═════ Dataset
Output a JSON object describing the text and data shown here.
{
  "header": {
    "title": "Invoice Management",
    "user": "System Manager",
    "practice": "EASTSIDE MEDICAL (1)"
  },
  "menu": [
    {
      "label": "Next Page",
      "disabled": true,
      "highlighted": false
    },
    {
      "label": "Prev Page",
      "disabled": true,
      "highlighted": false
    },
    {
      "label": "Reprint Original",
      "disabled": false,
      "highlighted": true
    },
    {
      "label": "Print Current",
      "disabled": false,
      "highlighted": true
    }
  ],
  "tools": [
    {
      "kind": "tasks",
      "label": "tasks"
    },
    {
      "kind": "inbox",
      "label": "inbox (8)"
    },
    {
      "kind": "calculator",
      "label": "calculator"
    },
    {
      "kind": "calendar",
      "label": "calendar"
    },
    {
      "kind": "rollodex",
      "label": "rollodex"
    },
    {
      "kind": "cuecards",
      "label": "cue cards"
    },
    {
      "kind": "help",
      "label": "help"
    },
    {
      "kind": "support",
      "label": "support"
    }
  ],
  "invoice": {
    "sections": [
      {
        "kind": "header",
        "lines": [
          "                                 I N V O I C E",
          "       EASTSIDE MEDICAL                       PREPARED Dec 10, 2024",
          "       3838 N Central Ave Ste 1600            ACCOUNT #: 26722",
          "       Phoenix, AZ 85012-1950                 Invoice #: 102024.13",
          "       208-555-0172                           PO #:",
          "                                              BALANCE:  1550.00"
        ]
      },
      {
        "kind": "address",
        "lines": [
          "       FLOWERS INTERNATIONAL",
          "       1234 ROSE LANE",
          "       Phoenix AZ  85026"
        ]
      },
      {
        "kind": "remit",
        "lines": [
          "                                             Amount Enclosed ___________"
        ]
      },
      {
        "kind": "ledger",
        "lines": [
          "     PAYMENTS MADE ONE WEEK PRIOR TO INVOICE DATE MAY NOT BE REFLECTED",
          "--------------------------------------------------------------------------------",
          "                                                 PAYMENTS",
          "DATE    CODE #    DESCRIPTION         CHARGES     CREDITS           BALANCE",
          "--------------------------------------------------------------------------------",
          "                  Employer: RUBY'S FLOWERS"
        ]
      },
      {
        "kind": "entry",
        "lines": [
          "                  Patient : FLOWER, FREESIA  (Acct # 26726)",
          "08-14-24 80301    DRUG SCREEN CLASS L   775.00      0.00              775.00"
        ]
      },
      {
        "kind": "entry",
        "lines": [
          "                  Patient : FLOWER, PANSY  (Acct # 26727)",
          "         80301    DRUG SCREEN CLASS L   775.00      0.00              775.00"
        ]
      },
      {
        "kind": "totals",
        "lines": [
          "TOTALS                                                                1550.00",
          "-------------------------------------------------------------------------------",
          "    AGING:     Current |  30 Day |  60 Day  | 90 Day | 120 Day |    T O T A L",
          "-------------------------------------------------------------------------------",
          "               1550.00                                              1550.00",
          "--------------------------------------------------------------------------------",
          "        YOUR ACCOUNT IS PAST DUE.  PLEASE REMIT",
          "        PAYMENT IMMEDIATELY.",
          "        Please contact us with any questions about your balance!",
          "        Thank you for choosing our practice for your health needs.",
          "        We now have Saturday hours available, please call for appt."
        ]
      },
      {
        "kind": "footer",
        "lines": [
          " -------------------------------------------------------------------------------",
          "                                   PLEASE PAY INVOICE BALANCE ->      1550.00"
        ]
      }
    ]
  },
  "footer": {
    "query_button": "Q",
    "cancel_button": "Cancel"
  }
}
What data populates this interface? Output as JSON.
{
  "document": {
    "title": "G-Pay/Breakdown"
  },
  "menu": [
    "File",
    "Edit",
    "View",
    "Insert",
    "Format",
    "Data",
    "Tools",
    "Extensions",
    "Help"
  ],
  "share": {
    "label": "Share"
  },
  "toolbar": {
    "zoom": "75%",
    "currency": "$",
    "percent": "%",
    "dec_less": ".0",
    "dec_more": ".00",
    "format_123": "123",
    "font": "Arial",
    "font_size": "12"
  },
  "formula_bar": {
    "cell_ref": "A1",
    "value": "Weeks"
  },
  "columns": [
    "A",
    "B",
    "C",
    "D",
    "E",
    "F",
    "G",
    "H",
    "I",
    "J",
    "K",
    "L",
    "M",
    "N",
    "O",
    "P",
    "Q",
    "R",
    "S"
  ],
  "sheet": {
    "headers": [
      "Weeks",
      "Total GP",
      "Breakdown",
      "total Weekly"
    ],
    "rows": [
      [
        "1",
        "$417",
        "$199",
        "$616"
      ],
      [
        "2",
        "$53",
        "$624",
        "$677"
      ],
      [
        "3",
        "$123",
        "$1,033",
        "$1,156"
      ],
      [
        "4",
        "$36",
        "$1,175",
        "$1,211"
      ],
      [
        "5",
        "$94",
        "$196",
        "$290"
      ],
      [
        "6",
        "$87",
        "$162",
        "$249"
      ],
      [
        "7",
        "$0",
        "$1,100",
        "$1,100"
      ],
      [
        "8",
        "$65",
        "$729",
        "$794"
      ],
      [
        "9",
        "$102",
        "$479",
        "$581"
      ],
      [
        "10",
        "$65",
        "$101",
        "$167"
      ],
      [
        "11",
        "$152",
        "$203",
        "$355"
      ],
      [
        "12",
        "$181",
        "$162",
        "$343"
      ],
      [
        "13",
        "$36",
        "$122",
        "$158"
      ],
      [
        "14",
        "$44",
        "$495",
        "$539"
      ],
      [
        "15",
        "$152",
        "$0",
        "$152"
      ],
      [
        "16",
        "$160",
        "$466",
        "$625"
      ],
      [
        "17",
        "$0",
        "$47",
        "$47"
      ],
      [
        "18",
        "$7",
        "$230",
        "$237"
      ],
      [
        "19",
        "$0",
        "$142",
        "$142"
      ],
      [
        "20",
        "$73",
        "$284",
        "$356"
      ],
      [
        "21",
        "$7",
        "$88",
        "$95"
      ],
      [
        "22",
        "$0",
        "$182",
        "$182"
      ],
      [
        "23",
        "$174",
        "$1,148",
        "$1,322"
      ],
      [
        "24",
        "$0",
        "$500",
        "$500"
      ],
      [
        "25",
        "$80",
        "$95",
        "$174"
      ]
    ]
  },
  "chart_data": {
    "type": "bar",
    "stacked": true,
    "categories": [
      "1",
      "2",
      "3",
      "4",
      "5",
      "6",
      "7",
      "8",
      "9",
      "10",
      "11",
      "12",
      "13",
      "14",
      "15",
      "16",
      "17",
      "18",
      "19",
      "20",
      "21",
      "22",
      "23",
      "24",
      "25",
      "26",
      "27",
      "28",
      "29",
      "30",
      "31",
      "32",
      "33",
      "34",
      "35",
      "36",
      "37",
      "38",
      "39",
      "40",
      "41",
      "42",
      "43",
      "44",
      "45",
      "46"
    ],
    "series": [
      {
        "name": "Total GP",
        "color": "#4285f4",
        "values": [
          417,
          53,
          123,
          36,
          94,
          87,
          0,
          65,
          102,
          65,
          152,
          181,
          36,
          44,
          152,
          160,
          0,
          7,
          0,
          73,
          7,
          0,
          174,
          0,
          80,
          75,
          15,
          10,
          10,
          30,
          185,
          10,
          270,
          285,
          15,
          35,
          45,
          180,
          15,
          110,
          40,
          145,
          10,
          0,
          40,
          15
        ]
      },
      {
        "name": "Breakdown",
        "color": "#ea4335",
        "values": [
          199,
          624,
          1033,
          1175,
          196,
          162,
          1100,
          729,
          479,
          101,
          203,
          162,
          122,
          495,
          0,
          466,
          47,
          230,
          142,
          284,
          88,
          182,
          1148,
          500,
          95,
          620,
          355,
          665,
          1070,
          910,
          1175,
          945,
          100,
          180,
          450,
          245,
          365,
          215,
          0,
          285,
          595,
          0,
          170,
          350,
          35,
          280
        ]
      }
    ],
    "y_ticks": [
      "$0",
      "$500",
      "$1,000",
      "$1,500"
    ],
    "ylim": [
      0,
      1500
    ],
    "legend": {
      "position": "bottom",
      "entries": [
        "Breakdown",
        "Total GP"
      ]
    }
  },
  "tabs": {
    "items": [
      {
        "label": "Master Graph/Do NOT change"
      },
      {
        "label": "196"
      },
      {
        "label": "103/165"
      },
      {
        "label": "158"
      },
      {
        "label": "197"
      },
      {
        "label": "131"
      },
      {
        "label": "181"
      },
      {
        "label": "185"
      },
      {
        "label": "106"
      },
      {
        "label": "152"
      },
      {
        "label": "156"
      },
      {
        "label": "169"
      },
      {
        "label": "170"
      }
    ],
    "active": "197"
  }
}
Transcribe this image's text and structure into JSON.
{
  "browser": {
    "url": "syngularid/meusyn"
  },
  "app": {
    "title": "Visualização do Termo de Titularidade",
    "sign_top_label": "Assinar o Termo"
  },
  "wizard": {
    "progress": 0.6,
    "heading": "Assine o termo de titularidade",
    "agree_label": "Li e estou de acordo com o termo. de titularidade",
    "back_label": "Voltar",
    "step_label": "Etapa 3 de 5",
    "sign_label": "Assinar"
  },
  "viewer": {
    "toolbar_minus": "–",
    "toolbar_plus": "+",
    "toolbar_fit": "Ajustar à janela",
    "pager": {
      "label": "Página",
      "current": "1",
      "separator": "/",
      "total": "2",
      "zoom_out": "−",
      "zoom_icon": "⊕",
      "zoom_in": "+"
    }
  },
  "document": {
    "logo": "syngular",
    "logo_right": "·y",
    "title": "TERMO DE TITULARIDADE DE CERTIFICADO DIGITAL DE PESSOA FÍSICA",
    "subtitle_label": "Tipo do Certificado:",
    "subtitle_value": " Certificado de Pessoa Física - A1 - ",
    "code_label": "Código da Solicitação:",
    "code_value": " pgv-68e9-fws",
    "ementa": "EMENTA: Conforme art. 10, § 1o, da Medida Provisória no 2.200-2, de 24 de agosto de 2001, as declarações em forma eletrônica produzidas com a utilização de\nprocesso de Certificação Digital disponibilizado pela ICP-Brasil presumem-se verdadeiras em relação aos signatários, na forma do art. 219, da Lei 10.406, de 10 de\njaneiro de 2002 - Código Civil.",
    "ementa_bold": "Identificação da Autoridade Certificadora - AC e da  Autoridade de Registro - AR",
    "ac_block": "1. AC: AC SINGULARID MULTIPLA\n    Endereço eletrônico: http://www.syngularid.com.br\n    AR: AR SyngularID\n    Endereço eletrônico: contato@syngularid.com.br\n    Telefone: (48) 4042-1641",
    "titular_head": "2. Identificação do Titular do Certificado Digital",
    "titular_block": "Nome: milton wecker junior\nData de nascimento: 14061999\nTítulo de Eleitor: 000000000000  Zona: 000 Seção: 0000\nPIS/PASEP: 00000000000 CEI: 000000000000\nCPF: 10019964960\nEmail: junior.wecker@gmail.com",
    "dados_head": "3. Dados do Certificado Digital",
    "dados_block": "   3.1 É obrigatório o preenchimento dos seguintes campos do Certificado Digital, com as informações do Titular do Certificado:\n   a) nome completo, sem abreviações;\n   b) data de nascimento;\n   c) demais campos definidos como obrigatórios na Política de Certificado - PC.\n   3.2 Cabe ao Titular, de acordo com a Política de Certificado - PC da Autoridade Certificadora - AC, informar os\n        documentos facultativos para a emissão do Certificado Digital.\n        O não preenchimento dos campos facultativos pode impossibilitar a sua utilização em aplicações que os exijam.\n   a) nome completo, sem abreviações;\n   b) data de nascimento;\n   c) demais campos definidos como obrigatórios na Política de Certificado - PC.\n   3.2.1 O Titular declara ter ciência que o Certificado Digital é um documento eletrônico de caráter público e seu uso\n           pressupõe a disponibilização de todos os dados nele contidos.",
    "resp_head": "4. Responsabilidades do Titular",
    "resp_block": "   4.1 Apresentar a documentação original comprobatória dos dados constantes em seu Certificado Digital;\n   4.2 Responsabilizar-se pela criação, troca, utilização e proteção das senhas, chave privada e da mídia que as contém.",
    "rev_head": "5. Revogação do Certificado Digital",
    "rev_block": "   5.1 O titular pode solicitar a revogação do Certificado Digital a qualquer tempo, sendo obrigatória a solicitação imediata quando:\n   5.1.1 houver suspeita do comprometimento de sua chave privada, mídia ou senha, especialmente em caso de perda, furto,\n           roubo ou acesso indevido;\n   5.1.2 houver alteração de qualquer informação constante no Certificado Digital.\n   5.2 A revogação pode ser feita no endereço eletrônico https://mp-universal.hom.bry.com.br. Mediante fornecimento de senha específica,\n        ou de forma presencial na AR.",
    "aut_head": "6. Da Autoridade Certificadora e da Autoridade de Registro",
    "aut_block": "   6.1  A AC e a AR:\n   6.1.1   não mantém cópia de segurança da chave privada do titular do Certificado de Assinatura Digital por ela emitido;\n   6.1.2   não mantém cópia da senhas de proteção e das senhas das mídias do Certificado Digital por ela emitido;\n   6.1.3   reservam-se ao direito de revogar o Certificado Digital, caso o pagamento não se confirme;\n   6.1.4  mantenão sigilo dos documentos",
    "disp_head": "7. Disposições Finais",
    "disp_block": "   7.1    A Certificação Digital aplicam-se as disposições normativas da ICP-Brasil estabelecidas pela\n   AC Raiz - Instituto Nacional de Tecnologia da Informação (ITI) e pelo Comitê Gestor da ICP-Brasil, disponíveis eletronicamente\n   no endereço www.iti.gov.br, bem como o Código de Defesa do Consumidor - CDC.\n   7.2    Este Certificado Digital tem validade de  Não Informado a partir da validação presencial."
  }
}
══════════
Copy each line of the entries that includes the word "DATE".

          "     PAYMENTS MADE ONE WEEK PRIOR TO INVOICE DATE MAY NOT BE REFLECTED",
          "DATE    CODE #    DESCRIPTION         CHARGES     CREDITS           BALANCE",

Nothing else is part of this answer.